(Task details): Will you write out the data exactly, excluding every picture?

* Start *

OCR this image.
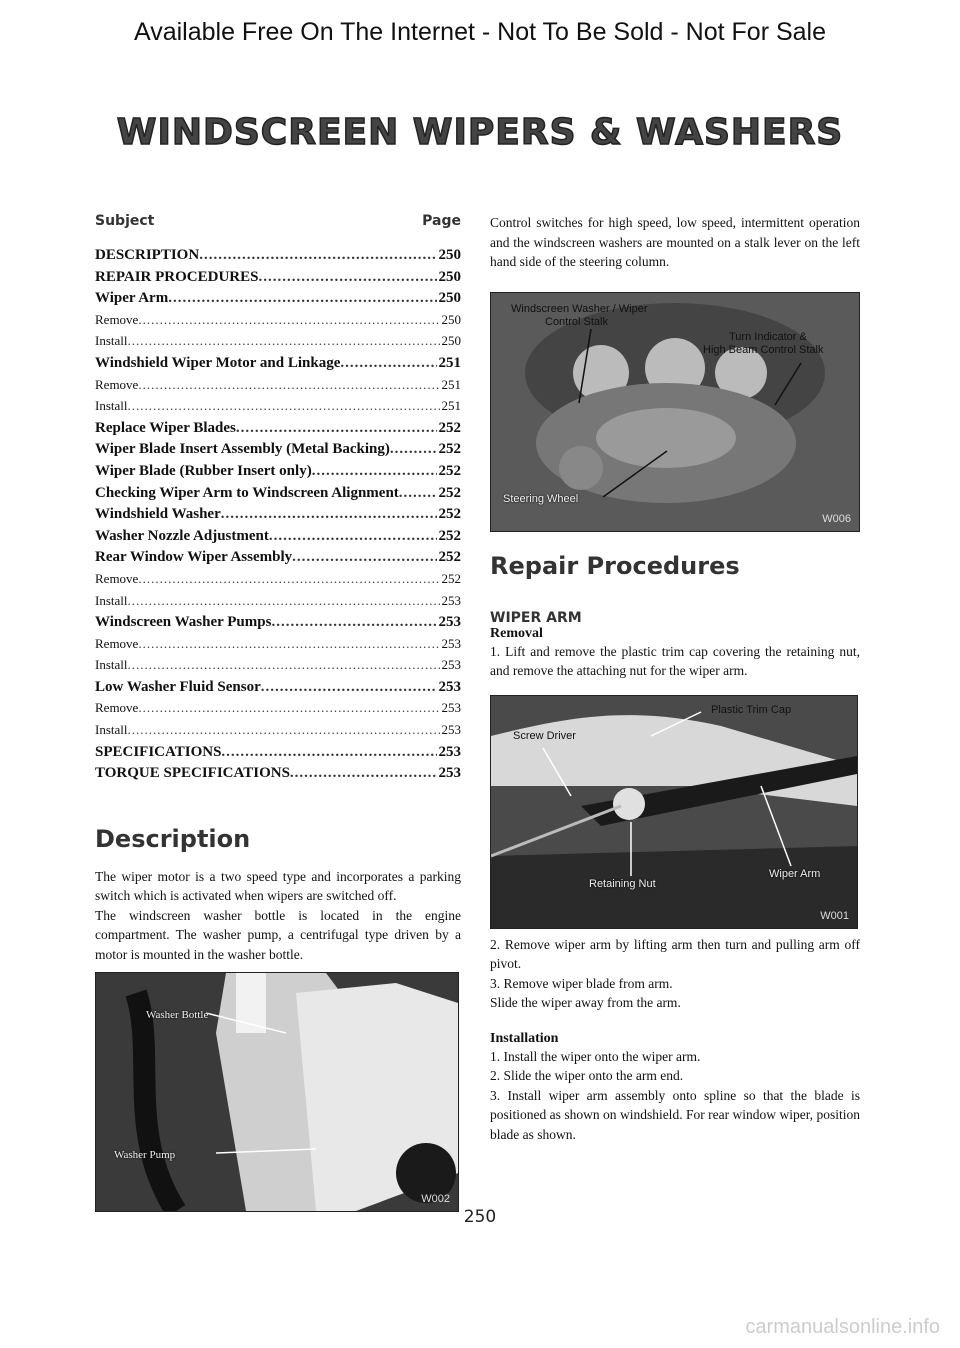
Available Free On The Internet - Not To Be Sold - Not For Sale
WINDSCREEN WIPERS & WASHERS
Subject	Page
DESCRIPTION .....	250
REPAIR PROCEDURES .....	250
Wiper Arm .....	250
Remove .....	250
Install .....	250
Windshield Wiper Motor and Linkage .....	251
Remove .....	251
Install .....	251
Replace Wiper Blades .....	252
Wiper Blade Insert Assembly (Metal Backing) .....	252
Wiper Blade (Rubber Insert only) .....	252
Checking Wiper Arm to Windscreen Alignment .....	252
Windshield Washer .....	252
Washer Nozzle Adjustment .....	252
Rear Window Wiper Assembly .....	252
Remove .....	252
Install .....	253
Windscreen Washer Pumps .....	253
Remove .....	253
Install .....	253
Low Washer Fluid Sensor .....	253
Remove .....	253
Install .....	253
SPECIFICATIONS .....	253
TORQUE SPECIFICATIONS .....	253
Description

The wiper motor is a two speed type and incorporates a parking switch which is activated when wipers are switched off.

The windscreen washer bottle is located in the engine compartment. The washer pump, a centrifugal type driven by a motor is mounted in the washer bottle.

Washer Bottle
Washer Pump
W002

Control switches for high speed, low speed, intermittent operation and the windscreen washers are mounted on a stalk lever on the left hand side of the steering column.

Windscreen Washer / Wiper
Control Stalk
Turn Indicator &
High Beam Control Stalk
Steering Wheel
W006
Repair Procedures
WIPER ARM
Removal

1. Lift and remove the plastic trim cap covering the retaining nut, and remove the attaching nut for the wiper arm.

Plastic Trim Cap
Screw Driver
Retaining Nut
Wiper Arm
W001

2. Remove wiper arm by lifting arm then turn and pulling arm off pivot.

3. Remove wiper blade from arm.

Slide the wiper away from the arm.

Installation

1. Install the wiper onto the wiper arm.

2. Slide the wiper onto the arm end.

3. Install wiper arm assembly onto spline so that the blade is positioned as shown on windshield. For rear window wiper, position blade as shown.

250
carmanualsonline.info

* End *

(The solution):
OCR this image.
Available Free On The Internet - Not To Be Sold - Not For Sale
WINDSCREEN WIPERS & WASHERS
Subject	Page
DESCRIPTION .....	250
REPAIR PROCEDURES .....	250
Wiper Arm .....	250
Remove .....	250
Install .....	250
Windshield Wiper Motor and Linkage .....	251
Remove .....	251
Install .....	251
Replace Wiper Blades .....	252
Wiper Blade Insert Assembly (Metal Backing) .....	252
Wiper Blade (Rubber Insert only) .....	252
Checking Wiper Arm to Windscreen Alignment .....	252
Windshield Washer .....	252
Washer Nozzle Adjustment .....	252
Rear Window Wiper Assembly .....	252
Remove .....	252
Install .....	253
Windscreen Washer Pumps .....	253
Remove .....	253
Install .....	253
Low Washer Fluid Sensor .....	253
Remove .....	253
Install .....	253
SPECIFICATIONS .....	253
TORQUE SPECIFICATIONS .....	253
Description

The wiper motor is a two speed type and incorporates a parking switch which is activated when wipers are switched off.

The windscreen washer bottle is located in the engine compartment. The washer pump, a centrifugal type driven by a motor is mounted in the washer bottle.

Washer Bottle
Washer Pump
W002

Control switches for high speed, low speed, intermittent operation and the windscreen washers are mounted on a stalk lever on the left hand side of the steering column.

Windscreen Washer / Wiper
Control Stalk
Turn Indicator &
High Beam Control Stalk
Steering Wheel
W006
Repair Procedures
WIPER ARM
Removal

1. Lift and remove the plastic trim cap covering the retaining nut, and remove the attaching nut for the wiper arm.

Plastic Trim Cap
Screw Driver
Retaining Nut
Wiper Arm
W001

2. Remove wiper arm by lifting arm then turn and pulling arm off pivot.

3. Remove wiper blade from arm.

Slide the wiper away from the arm.

Installation

1. Install the wiper onto the wiper arm.

2. Slide the wiper onto the arm end.

3. Install wiper arm assembly onto spline so that the blade is positioned as shown on windshield. For rear window wiper, position blade as shown.

250
carmanualsonline.info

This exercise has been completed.